■ **EXERCISE INSTRUCTIONS**
Pictures stay out of your copy, but everything else in the records below must be repeated exactly.

■ **AVAILABLE DATA**

◆ ◆ ◆ ◆

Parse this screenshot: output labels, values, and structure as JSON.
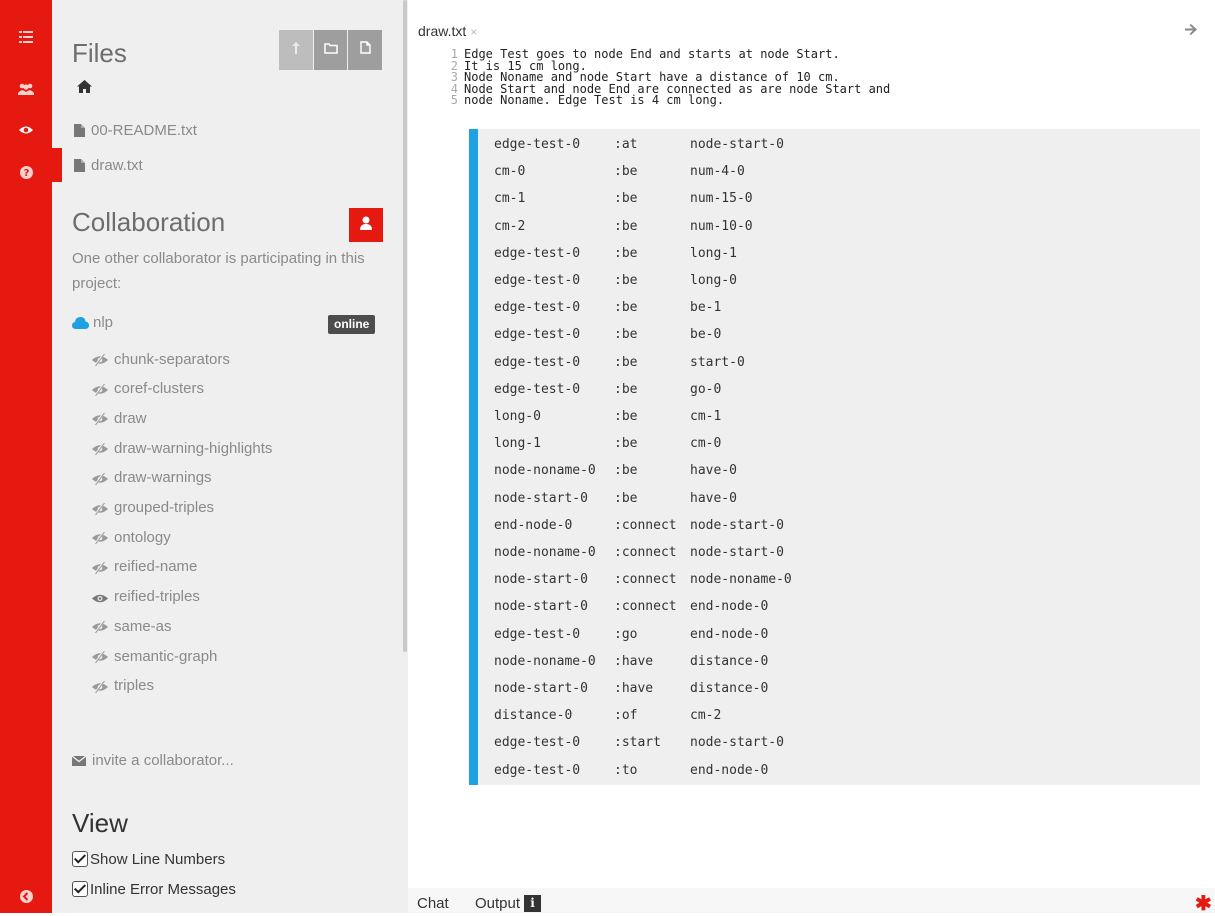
{
  "colors": {
    "accent": "#e5190f",
    "sidebar_bg": "#efefef",
    "output_bar": "#1da1e2",
    "badge_bg": "#4d4d4d"
  },
  "rail": {
    "items": [
      {
        "icon": "list-icon"
      },
      {
        "icon": "users-icon"
      },
      {
        "icon": "eye-icon"
      },
      {
        "icon": "question-icon"
      }
    ],
    "bottom_icon": "arrow-left-circle-icon"
  },
  "files": {
    "title": "Files",
    "toolbar_icons": [
      "upload-icon",
      "folder-icon",
      "file-icon"
    ],
    "home_icon": "home-icon",
    "items": [
      {
        "name": "00-README.txt",
        "active": false
      },
      {
        "name": "draw.txt",
        "active": true
      }
    ]
  },
  "collaboration": {
    "title": "Collaboration",
    "description": "One other collaborator is participating in this project:",
    "user": {
      "name": "nlp",
      "status": "online"
    },
    "layers": [
      {
        "name": "chunk-separators",
        "visible": false
      },
      {
        "name": "coref-clusters",
        "visible": false
      },
      {
        "name": "draw",
        "visible": false
      },
      {
        "name": "draw-warning-highlights",
        "visible": false
      },
      {
        "name": "draw-warnings",
        "visible": false
      },
      {
        "name": "grouped-triples",
        "visible": false
      },
      {
        "name": "ontology",
        "visible": false
      },
      {
        "name": "reified-name",
        "visible": false
      },
      {
        "name": "reified-triples",
        "visible": true
      },
      {
        "name": "same-as",
        "visible": false
      },
      {
        "name": "semantic-graph",
        "visible": false
      },
      {
        "name": "triples",
        "visible": false
      }
    ],
    "invite": "invite a collaborator..."
  },
  "view": {
    "title": "View",
    "options": [
      {
        "label": "Show Line Numbers",
        "checked": true
      },
      {
        "label": "Inline Error Messages",
        "checked": true
      }
    ]
  },
  "editor": {
    "tab": {
      "label": "draw.txt",
      "close": "×"
    },
    "lines": [
      {
        "n": "1",
        "text": "Edge Test goes to node End and starts at node Start."
      },
      {
        "n": "2",
        "text": "It is 15 cm long."
      },
      {
        "n": "3",
        "text": "Node Noname and node Start have a distance of 10 cm."
      },
      {
        "n": "4",
        "text": "Node Start and node End are connected as are node Start and"
      },
      {
        "n": "5",
        "text": "node Noname. Edge Test is 4 cm long."
      }
    ],
    "triples": [
      [
        "edge-test-0",
        ":at",
        "node-start-0"
      ],
      [
        "cm-0",
        ":be",
        "num-4-0"
      ],
      [
        "cm-1",
        ":be",
        "num-15-0"
      ],
      [
        "cm-2",
        ":be",
        "num-10-0"
      ],
      [
        "edge-test-0",
        ":be",
        "long-1"
      ],
      [
        "edge-test-0",
        ":be",
        "long-0"
      ],
      [
        "edge-test-0",
        ":be",
        "be-1"
      ],
      [
        "edge-test-0",
        ":be",
        "be-0"
      ],
      [
        "edge-test-0",
        ":be",
        "start-0"
      ],
      [
        "edge-test-0",
        ":be",
        "go-0"
      ],
      [
        "long-0",
        ":be",
        "cm-1"
      ],
      [
        "long-1",
        ":be",
        "cm-0"
      ],
      [
        "node-noname-0",
        ":be",
        "have-0"
      ],
      [
        "node-start-0",
        ":be",
        "have-0"
      ],
      [
        "end-node-0",
        ":connect",
        "node-start-0"
      ],
      [
        "node-noname-0",
        ":connect",
        "node-start-0"
      ],
      [
        "node-start-0",
        ":connect",
        "node-noname-0"
      ],
      [
        "node-start-0",
        ":connect",
        "end-node-0"
      ],
      [
        "edge-test-0",
        ":go",
        "end-node-0"
      ],
      [
        "node-noname-0",
        ":have",
        "distance-0"
      ],
      [
        "node-start-0",
        ":have",
        "distance-0"
      ],
      [
        "distance-0",
        ":of",
        "cm-2"
      ],
      [
        "edge-test-0",
        ":start",
        "node-start-0"
      ],
      [
        "edge-test-0",
        ":to",
        "end-node-0"
      ]
    ]
  },
  "bottom": {
    "chat": "Chat",
    "output": "Output",
    "info": "i",
    "star": "✱"
  }
}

◆ ◆ ◆ ◆

■ **REPLY TO THE TASK**
Parse this screenshot: output labels, values, and structure as JSON.
{
  "colors": {
    "accent": "#e5190f",
    "sidebar_bg": "#efefef",
    "output_bar": "#1da1e2",
    "badge_bg": "#4d4d4d"
  },
  "rail": {
    "items": [
      {
        "icon": "list-icon"
      },
      {
        "icon": "users-icon"
      },
      {
        "icon": "eye-icon"
      },
      {
        "icon": "question-icon"
      }
    ],
    "bottom_icon": "arrow-left-circle-icon"
  },
  "files": {
    "title": "Files",
    "toolbar_icons": [
      "upload-icon",
      "folder-icon",
      "file-icon"
    ],
    "home_icon": "home-icon",
    "items": [
      {
        "name": "00-README.txt",
        "active": false
      },
      {
        "name": "draw.txt",
        "active": true
      }
    ]
  },
  "collaboration": {
    "title": "Collaboration",
    "description": "One other collaborator is participating in this project:",
    "user": {
      "name": "nlp",
      "status": "online"
    },
    "layers": [
      {
        "name": "chunk-separators",
        "visible": false
      },
      {
        "name": "coref-clusters",
        "visible": false
      },
      {
        "name": "draw",
        "visible": false
      },
      {
        "name": "draw-warning-highlights",
        "visible": false
      },
      {
        "name": "draw-warnings",
        "visible": false
      },
      {
        "name": "grouped-triples",
        "visible": false
      },
      {
        "name": "ontology",
        "visible": false
      },
      {
        "name": "reified-name",
        "visible": false
      },
      {
        "name": "reified-triples",
        "visible": true
      },
      {
        "name": "same-as",
        "visible": false
      },
      {
        "name": "semantic-graph",
        "visible": false
      },
      {
        "name": "triples",
        "visible": false
      }
    ],
    "invite": "invite a collaborator..."
  },
  "view": {
    "title": "View",
    "options": [
      {
        "label": "Show Line Numbers",
        "checked": true
      },
      {
        "label": "Inline Error Messages",
        "checked": true
      }
    ]
  },
  "editor": {
    "tab": {
      "label": "draw.txt",
      "close": "×"
    },
    "lines": [
      {
        "n": "1",
        "text": "Edge Test goes to node End and starts at node Start."
      },
      {
        "n": "2",
        "text": "It is 15 cm long."
      },
      {
        "n": "3",
        "text": "Node Noname and node Start have a distance of 10 cm."
      },
      {
        "n": "4",
        "text": "Node Start and node End are connected as are node Start and"
      },
      {
        "n": "5",
        "text": "node Noname. Edge Test is 4 cm long."
      }
    ],
    "triples": [
      [
        "edge-test-0",
        ":at",
        "node-start-0"
      ],
      [
        "cm-0",
        ":be",
        "num-4-0"
      ],
      [
        "cm-1",
        ":be",
        "num-15-0"
      ],
      [
        "cm-2",
        ":be",
        "num-10-0"
      ],
      [
        "edge-test-0",
        ":be",
        "long-1"
      ],
      [
        "edge-test-0",
        ":be",
        "long-0"
      ],
      [
        "edge-test-0",
        ":be",
        "be-1"
      ],
      [
        "edge-test-0",
        ":be",
        "be-0"
      ],
      [
        "edge-test-0",
        ":be",
        "start-0"
      ],
      [
        "edge-test-0",
        ":be",
        "go-0"
      ],
      [
        "long-0",
        ":be",
        "cm-1"
      ],
      [
        "long-1",
        ":be",
        "cm-0"
      ],
      [
        "node-noname-0",
        ":be",
        "have-0"
      ],
      [
        "node-start-0",
        ":be",
        "have-0"
      ],
      [
        "end-node-0",
        ":connect",
        "node-start-0"
      ],
      [
        "node-noname-0",
        ":connect",
        "node-start-0"
      ],
      [
        "node-start-0",
        ":connect",
        "node-noname-0"
      ],
      [
        "node-start-0",
        ":connect",
        "end-node-0"
      ],
      [
        "edge-test-0",
        ":go",
        "end-node-0"
      ],
      [
        "node-noname-0",
        ":have",
        "distance-0"
      ],
      [
        "node-start-0",
        ":have",
        "distance-0"
      ],
      [
        "distance-0",
        ":of",
        "cm-2"
      ],
      [
        "edge-test-0",
        ":start",
        "node-start-0"
      ],
      [
        "edge-test-0",
        ":to",
        "end-node-0"
      ]
    ]
  },
  "bottom": {
    "chat": "Chat",
    "output": "Output",
    "info": "i",
    "star": "✱"
  }
}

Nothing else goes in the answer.